-- Problem statement --
Copy down every line where the string "phone" shows up.

-- Data to process --

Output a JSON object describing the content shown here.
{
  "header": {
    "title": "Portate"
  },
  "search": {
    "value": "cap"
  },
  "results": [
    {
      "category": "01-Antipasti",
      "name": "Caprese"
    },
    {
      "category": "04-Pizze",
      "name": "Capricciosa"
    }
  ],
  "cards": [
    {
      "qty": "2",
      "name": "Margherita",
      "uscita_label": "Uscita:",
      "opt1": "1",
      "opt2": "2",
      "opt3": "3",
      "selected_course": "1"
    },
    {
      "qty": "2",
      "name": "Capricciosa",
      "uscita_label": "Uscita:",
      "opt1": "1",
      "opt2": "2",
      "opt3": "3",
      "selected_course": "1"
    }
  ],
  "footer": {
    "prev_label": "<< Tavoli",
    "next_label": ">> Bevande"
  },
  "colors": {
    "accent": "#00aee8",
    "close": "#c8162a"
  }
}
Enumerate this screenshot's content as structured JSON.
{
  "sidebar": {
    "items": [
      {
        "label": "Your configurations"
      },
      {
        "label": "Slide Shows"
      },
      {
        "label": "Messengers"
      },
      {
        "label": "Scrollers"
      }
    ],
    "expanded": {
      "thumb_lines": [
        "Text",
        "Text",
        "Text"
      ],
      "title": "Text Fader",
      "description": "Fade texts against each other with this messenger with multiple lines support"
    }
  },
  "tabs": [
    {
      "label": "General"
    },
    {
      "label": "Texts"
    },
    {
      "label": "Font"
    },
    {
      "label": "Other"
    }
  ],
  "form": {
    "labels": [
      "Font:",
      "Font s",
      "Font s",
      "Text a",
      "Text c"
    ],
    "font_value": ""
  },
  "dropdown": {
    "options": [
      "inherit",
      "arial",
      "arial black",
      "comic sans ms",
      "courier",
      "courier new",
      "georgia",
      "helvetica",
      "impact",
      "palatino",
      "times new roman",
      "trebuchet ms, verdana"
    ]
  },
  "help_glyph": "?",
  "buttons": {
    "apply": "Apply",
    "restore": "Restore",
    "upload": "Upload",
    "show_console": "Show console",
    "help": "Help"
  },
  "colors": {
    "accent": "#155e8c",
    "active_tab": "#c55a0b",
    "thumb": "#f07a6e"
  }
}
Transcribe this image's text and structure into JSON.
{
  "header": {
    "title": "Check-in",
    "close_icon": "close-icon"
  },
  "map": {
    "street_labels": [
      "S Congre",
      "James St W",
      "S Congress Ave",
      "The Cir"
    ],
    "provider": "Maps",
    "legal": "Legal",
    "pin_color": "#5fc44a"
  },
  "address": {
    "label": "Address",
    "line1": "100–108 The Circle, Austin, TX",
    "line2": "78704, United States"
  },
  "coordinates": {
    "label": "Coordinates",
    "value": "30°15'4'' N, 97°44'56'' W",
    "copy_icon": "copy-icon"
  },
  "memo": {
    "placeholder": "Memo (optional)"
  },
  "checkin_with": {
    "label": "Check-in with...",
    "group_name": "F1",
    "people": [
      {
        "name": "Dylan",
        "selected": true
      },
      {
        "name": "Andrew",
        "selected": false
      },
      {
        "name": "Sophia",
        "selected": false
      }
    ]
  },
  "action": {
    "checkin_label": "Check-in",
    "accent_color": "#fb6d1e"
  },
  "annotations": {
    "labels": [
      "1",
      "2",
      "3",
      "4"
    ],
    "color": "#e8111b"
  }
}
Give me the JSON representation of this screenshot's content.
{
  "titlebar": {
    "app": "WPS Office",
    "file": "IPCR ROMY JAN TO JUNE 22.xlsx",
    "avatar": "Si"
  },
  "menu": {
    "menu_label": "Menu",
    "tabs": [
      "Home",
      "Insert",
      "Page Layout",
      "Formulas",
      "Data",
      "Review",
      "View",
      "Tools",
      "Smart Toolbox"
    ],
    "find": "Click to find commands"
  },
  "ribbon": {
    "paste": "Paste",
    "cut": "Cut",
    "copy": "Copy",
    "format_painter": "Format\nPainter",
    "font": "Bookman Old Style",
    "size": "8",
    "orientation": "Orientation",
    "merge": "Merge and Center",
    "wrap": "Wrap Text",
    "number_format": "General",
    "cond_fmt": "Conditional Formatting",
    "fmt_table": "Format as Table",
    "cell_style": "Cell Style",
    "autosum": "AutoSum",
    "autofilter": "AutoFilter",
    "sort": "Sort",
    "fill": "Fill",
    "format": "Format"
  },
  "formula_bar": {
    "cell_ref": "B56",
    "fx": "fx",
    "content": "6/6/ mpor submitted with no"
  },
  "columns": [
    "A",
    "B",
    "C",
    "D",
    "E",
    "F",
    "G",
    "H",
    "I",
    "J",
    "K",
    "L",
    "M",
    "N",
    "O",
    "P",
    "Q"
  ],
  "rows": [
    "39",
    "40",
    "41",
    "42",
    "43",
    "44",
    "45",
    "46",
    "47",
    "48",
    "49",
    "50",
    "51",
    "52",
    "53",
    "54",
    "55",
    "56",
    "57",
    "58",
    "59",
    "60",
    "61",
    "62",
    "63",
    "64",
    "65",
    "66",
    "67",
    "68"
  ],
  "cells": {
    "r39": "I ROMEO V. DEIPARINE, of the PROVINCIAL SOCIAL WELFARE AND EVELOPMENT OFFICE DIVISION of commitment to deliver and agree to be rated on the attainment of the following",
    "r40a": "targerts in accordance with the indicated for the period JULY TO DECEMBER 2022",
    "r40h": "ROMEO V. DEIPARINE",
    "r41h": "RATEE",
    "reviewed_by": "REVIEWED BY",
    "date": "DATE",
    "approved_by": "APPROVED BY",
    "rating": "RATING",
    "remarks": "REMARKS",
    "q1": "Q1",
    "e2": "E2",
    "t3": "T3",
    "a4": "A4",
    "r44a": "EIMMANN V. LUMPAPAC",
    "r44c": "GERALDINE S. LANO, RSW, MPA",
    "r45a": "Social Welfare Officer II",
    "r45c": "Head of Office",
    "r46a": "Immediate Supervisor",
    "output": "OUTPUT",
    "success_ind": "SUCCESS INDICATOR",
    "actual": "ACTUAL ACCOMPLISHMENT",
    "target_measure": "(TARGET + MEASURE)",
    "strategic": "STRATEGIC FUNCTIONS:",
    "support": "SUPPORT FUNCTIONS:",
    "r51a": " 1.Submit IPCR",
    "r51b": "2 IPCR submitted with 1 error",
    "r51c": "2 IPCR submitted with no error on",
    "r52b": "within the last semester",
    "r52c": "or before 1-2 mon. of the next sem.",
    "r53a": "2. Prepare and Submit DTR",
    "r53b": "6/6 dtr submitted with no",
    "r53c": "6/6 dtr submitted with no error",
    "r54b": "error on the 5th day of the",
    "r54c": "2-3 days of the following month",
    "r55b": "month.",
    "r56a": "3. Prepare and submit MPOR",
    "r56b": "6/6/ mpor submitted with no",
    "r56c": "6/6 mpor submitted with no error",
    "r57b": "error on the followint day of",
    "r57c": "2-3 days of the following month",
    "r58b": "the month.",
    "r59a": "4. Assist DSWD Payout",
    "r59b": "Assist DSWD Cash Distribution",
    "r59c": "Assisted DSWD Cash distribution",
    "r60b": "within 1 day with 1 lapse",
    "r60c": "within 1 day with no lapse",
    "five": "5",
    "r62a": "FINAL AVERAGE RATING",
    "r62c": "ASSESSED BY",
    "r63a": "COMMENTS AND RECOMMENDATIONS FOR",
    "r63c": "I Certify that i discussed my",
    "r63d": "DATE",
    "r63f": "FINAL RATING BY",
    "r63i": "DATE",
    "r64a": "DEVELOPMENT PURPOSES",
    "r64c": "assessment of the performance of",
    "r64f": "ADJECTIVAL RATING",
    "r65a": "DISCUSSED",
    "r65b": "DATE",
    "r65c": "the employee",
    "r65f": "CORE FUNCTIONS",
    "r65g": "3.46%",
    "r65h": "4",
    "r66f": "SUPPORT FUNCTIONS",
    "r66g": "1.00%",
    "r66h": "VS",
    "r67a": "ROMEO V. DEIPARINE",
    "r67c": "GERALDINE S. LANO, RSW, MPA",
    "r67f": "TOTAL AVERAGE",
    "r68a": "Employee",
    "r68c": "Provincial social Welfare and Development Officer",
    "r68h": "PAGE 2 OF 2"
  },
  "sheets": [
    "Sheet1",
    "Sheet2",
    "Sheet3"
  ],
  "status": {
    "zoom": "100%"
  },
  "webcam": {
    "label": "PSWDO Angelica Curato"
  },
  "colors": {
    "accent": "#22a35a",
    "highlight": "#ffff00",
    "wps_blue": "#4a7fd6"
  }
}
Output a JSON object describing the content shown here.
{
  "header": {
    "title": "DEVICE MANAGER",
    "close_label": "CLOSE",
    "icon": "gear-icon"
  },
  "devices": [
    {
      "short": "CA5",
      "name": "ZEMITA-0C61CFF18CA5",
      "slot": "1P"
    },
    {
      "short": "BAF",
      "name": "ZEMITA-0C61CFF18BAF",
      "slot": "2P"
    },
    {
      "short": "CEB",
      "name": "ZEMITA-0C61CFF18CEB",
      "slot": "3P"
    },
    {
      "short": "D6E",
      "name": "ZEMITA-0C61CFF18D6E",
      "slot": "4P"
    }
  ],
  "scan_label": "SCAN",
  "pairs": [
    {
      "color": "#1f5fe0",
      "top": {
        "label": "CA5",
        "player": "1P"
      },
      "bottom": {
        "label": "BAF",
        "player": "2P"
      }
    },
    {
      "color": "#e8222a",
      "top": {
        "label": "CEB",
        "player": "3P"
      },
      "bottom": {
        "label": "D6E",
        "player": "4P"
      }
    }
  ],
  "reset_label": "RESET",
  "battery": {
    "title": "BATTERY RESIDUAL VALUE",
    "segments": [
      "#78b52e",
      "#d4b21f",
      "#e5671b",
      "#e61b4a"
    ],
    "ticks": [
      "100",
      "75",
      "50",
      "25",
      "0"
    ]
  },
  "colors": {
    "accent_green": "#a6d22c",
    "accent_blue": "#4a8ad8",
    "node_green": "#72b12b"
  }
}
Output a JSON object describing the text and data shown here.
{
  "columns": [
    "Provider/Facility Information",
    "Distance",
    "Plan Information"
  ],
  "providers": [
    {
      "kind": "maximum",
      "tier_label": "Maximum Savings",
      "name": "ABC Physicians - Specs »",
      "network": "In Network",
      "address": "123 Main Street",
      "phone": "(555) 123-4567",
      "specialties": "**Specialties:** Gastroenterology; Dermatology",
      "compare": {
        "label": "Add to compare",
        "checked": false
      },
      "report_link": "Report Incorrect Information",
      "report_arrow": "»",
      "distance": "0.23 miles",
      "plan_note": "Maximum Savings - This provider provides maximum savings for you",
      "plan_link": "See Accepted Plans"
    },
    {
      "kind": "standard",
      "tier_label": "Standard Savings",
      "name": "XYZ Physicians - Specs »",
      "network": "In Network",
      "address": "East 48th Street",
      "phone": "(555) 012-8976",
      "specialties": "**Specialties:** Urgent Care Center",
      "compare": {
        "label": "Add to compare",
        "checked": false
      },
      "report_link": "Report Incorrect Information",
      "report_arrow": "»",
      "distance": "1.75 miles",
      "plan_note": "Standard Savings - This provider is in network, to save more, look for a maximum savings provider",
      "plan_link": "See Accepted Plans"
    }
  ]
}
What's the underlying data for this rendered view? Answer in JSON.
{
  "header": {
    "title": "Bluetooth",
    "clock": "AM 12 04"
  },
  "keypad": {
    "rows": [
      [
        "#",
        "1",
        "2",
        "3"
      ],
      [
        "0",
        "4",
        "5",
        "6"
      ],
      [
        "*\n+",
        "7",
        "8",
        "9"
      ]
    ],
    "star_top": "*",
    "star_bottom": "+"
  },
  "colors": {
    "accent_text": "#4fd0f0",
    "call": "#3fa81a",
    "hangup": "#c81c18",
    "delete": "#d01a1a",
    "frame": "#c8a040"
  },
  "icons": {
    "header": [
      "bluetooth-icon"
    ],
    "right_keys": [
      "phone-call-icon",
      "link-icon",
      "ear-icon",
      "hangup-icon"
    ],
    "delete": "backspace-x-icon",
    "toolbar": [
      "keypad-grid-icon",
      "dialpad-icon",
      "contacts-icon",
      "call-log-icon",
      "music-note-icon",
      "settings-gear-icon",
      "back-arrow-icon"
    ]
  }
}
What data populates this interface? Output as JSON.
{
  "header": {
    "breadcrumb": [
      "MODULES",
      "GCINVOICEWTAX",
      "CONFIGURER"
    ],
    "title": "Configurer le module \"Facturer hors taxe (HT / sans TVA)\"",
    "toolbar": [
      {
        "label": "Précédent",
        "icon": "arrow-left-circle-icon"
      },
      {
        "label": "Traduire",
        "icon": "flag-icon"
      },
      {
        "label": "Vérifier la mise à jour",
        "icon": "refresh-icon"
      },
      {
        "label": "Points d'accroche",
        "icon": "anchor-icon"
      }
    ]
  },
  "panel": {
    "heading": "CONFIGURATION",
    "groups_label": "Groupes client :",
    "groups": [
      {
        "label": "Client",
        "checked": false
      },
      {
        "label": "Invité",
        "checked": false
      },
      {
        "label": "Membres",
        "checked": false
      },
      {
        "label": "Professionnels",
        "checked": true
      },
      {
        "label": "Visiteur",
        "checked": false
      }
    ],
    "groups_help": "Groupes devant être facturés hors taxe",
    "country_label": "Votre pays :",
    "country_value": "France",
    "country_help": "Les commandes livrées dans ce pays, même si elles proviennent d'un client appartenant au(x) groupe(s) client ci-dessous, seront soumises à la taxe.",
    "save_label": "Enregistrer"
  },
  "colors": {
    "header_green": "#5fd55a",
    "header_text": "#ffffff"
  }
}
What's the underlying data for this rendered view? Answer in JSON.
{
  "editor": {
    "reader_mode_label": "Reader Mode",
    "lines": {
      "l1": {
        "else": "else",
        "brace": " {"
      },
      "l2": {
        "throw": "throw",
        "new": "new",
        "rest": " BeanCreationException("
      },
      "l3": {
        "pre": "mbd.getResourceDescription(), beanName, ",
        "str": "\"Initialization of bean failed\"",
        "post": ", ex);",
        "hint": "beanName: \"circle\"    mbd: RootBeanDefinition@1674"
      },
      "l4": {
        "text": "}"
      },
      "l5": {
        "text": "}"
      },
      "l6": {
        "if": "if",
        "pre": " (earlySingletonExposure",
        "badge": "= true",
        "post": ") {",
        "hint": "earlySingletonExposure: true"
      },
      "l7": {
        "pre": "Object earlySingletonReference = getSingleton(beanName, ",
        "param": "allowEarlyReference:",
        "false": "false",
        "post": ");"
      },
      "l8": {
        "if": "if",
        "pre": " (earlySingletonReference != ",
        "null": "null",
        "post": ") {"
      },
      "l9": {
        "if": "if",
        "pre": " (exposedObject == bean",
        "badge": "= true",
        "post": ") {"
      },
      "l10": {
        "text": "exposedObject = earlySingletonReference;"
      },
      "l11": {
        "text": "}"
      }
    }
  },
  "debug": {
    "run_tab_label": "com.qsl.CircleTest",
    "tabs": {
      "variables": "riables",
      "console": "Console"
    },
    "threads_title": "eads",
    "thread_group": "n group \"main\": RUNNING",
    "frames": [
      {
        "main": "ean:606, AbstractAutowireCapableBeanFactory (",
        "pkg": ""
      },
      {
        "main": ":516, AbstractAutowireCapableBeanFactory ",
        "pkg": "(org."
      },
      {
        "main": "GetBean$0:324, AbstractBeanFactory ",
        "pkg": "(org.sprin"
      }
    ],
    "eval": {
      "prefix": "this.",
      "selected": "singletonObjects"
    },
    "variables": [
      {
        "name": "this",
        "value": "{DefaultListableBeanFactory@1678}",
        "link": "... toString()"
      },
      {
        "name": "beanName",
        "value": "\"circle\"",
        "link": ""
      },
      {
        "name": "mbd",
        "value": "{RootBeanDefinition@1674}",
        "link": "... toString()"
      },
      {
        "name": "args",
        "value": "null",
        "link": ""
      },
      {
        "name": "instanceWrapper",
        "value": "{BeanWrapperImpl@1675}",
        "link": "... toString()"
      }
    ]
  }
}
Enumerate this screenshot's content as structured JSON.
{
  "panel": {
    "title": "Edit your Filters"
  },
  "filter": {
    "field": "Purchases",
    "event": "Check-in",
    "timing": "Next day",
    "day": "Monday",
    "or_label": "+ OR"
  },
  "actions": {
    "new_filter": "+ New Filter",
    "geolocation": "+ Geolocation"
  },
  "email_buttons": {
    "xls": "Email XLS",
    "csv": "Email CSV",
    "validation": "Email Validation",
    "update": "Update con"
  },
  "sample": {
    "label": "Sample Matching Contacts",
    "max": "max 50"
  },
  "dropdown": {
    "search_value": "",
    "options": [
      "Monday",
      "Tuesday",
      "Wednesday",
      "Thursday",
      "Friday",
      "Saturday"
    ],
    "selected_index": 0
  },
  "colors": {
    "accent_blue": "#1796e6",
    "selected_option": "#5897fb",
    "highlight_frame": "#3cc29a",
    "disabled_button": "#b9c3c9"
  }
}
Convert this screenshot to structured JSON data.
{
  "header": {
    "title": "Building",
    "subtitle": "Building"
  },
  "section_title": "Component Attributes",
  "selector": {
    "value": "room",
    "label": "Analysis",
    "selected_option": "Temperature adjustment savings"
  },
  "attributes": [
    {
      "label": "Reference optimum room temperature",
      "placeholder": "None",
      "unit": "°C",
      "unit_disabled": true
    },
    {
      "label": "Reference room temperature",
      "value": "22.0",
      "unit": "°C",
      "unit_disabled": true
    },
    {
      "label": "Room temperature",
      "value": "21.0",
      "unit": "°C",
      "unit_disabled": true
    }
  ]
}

-- Completed exercise --
      "phone": "(555) 123-4567",
      "phone": "(555) 012-8976",
      "phone-call-icon",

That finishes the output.